[A run of records]

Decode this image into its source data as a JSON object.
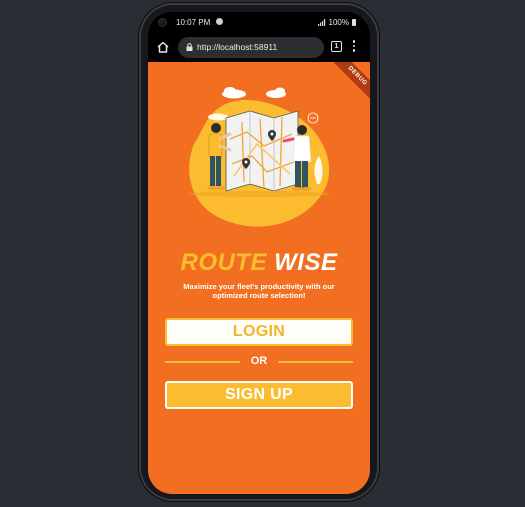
{
  "status_bar": {
    "time": "10:07 PM",
    "battery": "100%"
  },
  "browser": {
    "url": "http://localhost:58911",
    "tab_count": "1"
  },
  "app": {
    "debug_banner": "DEBUG",
    "title_part1": "ROUTE",
    "title_part2": "WISE",
    "subtitle": "Maximize your fleet's productivity with our optimized route selection!",
    "login_label": "LOGIN",
    "or_label": "OR",
    "signup_label": "SIGN UP"
  },
  "colors": {
    "background": "#f26f22",
    "accent": "#fbbd2f",
    "white": "#ffffff"
  }
}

* **JOB**:
Transcribe the full listing above exactly, with the images removed.

* **CORRECT ANSWER**:
Decode this image into its source data as a JSON object.
{
  "status_bar": {
    "time": "10:07 PM",
    "battery": "100%"
  },
  "browser": {
    "url": "http://localhost:58911",
    "tab_count": "1"
  },
  "app": {
    "debug_banner": "DEBUG",
    "title_part1": "ROUTE",
    "title_part2": "WISE",
    "subtitle": "Maximize your fleet's productivity with our optimized route selection!",
    "login_label": "LOGIN",
    "or_label": "OR",
    "signup_label": "SIGN UP"
  },
  "colors": {
    "background": "#f26f22",
    "accent": "#fbbd2f",
    "white": "#ffffff"
  }
}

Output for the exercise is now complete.